**EXERCISE AIM**
Reproduce every line of the items below verbatim, omitting the pictures.

**DATA RECORDS**
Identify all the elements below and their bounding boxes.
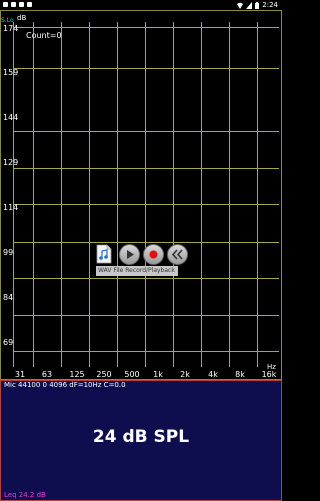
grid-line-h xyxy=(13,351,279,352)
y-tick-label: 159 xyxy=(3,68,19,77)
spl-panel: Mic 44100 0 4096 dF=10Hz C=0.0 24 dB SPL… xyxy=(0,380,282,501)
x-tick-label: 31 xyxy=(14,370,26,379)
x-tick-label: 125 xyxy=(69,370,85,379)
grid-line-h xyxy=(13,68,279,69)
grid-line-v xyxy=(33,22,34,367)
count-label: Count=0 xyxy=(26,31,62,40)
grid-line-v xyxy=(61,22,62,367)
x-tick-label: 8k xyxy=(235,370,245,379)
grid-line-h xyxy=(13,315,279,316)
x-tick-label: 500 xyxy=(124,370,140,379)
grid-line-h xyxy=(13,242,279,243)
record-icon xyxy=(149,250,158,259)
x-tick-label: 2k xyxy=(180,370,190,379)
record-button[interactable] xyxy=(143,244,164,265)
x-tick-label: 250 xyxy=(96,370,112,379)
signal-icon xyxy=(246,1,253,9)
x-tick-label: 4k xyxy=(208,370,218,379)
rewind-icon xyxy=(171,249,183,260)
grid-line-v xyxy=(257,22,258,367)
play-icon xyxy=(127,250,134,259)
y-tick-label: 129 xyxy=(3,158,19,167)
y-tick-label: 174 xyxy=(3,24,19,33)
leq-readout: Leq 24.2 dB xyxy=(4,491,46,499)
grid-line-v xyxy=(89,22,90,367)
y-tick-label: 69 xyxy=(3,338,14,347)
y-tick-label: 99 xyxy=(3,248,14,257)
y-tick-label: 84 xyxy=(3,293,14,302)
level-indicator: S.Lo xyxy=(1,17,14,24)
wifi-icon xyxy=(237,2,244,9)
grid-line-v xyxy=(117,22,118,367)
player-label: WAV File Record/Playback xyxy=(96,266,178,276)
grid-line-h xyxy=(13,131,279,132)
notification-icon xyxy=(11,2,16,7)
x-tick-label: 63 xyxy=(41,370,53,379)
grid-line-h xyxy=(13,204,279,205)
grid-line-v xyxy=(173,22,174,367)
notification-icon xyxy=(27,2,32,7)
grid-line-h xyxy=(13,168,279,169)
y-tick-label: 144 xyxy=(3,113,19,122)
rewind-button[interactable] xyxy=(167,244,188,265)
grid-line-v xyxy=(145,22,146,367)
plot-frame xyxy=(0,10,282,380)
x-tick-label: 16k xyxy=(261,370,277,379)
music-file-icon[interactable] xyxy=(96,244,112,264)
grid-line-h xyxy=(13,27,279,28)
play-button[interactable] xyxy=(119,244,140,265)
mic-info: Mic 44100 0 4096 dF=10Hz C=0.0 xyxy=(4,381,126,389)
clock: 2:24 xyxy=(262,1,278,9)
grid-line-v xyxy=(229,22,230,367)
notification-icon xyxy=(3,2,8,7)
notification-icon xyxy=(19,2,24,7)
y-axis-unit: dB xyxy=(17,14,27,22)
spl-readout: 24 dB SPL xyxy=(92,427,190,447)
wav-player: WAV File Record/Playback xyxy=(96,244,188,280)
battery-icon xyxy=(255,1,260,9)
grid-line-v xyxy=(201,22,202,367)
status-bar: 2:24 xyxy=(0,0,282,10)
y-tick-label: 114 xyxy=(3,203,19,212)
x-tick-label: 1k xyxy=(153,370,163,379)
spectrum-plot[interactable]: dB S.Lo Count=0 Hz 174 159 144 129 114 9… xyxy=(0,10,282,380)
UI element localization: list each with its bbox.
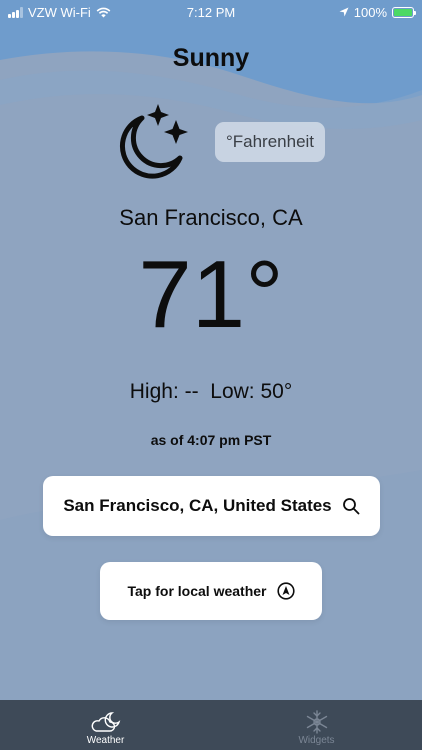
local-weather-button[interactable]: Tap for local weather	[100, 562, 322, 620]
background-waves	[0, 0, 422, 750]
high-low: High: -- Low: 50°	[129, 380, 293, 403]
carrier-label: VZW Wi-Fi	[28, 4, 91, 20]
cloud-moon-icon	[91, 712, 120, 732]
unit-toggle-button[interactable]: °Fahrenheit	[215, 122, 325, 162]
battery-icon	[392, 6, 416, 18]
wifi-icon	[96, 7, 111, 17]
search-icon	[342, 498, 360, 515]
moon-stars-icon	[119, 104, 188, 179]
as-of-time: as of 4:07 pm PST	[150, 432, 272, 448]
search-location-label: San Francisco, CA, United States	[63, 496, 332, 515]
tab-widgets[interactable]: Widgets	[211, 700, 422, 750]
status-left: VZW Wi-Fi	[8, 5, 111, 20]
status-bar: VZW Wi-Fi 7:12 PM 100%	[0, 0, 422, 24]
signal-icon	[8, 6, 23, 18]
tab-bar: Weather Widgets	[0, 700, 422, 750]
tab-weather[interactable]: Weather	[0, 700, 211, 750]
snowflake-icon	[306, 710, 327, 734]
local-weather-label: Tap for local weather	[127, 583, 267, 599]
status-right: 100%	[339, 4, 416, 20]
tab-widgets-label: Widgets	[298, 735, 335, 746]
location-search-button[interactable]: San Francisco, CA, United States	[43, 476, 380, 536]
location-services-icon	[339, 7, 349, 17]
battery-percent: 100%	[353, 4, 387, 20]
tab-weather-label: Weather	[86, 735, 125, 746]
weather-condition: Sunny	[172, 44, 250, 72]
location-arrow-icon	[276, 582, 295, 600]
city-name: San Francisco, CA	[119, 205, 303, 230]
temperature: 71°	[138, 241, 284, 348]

**FULL RESPONSE**
Identify all the elements below and their bounding boxes.
grid-line-h xyxy=(13,351,279,352)
y-tick-label: 159 xyxy=(3,68,19,77)
spl-panel: Mic 44100 0 4096 dF=10Hz C=0.0 24 dB SPL… xyxy=(0,380,282,501)
x-tick-label: 31 xyxy=(14,370,26,379)
x-tick-label: 125 xyxy=(69,370,85,379)
grid-line-h xyxy=(13,68,279,69)
grid-line-v xyxy=(33,22,34,367)
count-label: Count=0 xyxy=(26,31,62,40)
grid-line-v xyxy=(61,22,62,367)
x-tick-label: 8k xyxy=(235,370,245,379)
grid-line-h xyxy=(13,315,279,316)
x-tick-label: 500 xyxy=(124,370,140,379)
grid-line-h xyxy=(13,242,279,243)
record-icon xyxy=(149,250,158,259)
x-tick-label: 2k xyxy=(180,370,190,379)
record-button[interactable] xyxy=(143,244,164,265)
x-tick-label: 250 xyxy=(96,370,112,379)
signal-icon xyxy=(246,1,253,9)
x-tick-label: 4k xyxy=(208,370,218,379)
rewind-icon xyxy=(171,249,183,260)
grid-line-v xyxy=(257,22,258,367)
play-icon xyxy=(127,250,134,259)
y-tick-label: 129 xyxy=(3,158,19,167)
y-tick-label: 174 xyxy=(3,24,19,33)
leq-readout: Leq 24.2 dB xyxy=(4,491,46,499)
grid-line-v xyxy=(89,22,90,367)
y-tick-label: 69 xyxy=(3,338,14,347)
y-tick-label: 99 xyxy=(3,248,14,257)
y-tick-label: 84 xyxy=(3,293,14,302)
level-indicator: S.Lo xyxy=(1,17,14,24)
wifi-icon xyxy=(237,2,244,9)
grid-line-v xyxy=(117,22,118,367)
player-label: WAV File Record/Playback xyxy=(96,266,178,276)
grid-line-h xyxy=(13,131,279,132)
notification-icon xyxy=(11,2,16,7)
x-tick-label: 63 xyxy=(41,370,53,379)
grid-line-h xyxy=(13,204,279,205)
grid-line-v xyxy=(173,22,174,367)
notification-icon xyxy=(27,2,32,7)
grid-line-h xyxy=(13,168,279,169)
y-tick-label: 144 xyxy=(3,113,19,122)
rewind-button[interactable] xyxy=(167,244,188,265)
grid-line-v xyxy=(145,22,146,367)
plot-frame xyxy=(0,10,282,380)
x-tick-label: 16k xyxy=(261,370,277,379)
music-file-icon[interactable] xyxy=(96,244,112,264)
grid-line-h xyxy=(13,27,279,28)
play-button[interactable] xyxy=(119,244,140,265)
mic-info: Mic 44100 0 4096 dF=10Hz C=0.0 xyxy=(4,381,126,389)
clock: 2:24 xyxy=(262,1,278,9)
grid-line-v xyxy=(229,22,230,367)
notification-icon xyxy=(3,2,8,7)
notification-icon xyxy=(19,2,24,7)
y-axis-unit: dB xyxy=(17,14,27,22)
spl-readout: 24 dB SPL xyxy=(92,427,190,447)
wav-player: WAV File Record/Playback xyxy=(96,244,188,280)
battery-icon xyxy=(255,1,260,9)
grid-line-v xyxy=(201,22,202,367)
status-bar: 2:24 xyxy=(0,0,282,10)
y-tick-label: 114 xyxy=(3,203,19,212)
x-tick-label: 1k xyxy=(153,370,163,379)
spectrum-plot[interactable]: dB S.Lo Count=0 Hz 174 159 144 129 114 9… xyxy=(0,10,282,380)
UI element localization: list each with its bbox.
local-weather-button[interactable]: Tap for local weather	[100, 562, 322, 620]
background-waves	[0, 0, 422, 750]
high-low: High: -- Low: 50°	[129, 380, 293, 403]
carrier-label: VZW Wi-Fi	[28, 4, 91, 20]
cloud-moon-icon	[91, 712, 120, 732]
unit-toggle-button[interactable]: °Fahrenheit	[215, 122, 325, 162]
battery-icon	[392, 6, 416, 18]
wifi-icon	[96, 7, 111, 17]
search-icon	[342, 498, 360, 515]
moon-stars-icon	[119, 104, 188, 179]
as-of-time: as of 4:07 pm PST	[150, 432, 272, 448]
search-location-label: San Francisco, CA, United States	[63, 496, 332, 515]
tab-widgets[interactable]: Widgets	[211, 700, 422, 750]
status-left: VZW Wi-Fi	[8, 5, 111, 20]
status-bar: VZW Wi-Fi 7:12 PM 100%	[0, 0, 422, 24]
signal-icon	[8, 6, 23, 18]
tab-bar: Weather Widgets	[0, 700, 422, 750]
tab-weather[interactable]: Weather	[0, 700, 211, 750]
snowflake-icon	[306, 710, 327, 734]
local-weather-label: Tap for local weather	[127, 583, 267, 599]
status-right: 100%	[339, 4, 416, 20]
tab-widgets-label: Widgets	[298, 735, 335, 746]
location-search-button[interactable]: San Francisco, CA, United States	[43, 476, 380, 536]
location-services-icon	[339, 7, 349, 17]
battery-percent: 100%	[353, 4, 387, 20]
tab-weather-label: Weather	[86, 735, 125, 746]
weather-condition: Sunny	[172, 44, 250, 72]
location-arrow-icon	[276, 582, 295, 600]
city-name: San Francisco, CA	[119, 205, 303, 230]
temperature: 71°	[138, 241, 284, 348]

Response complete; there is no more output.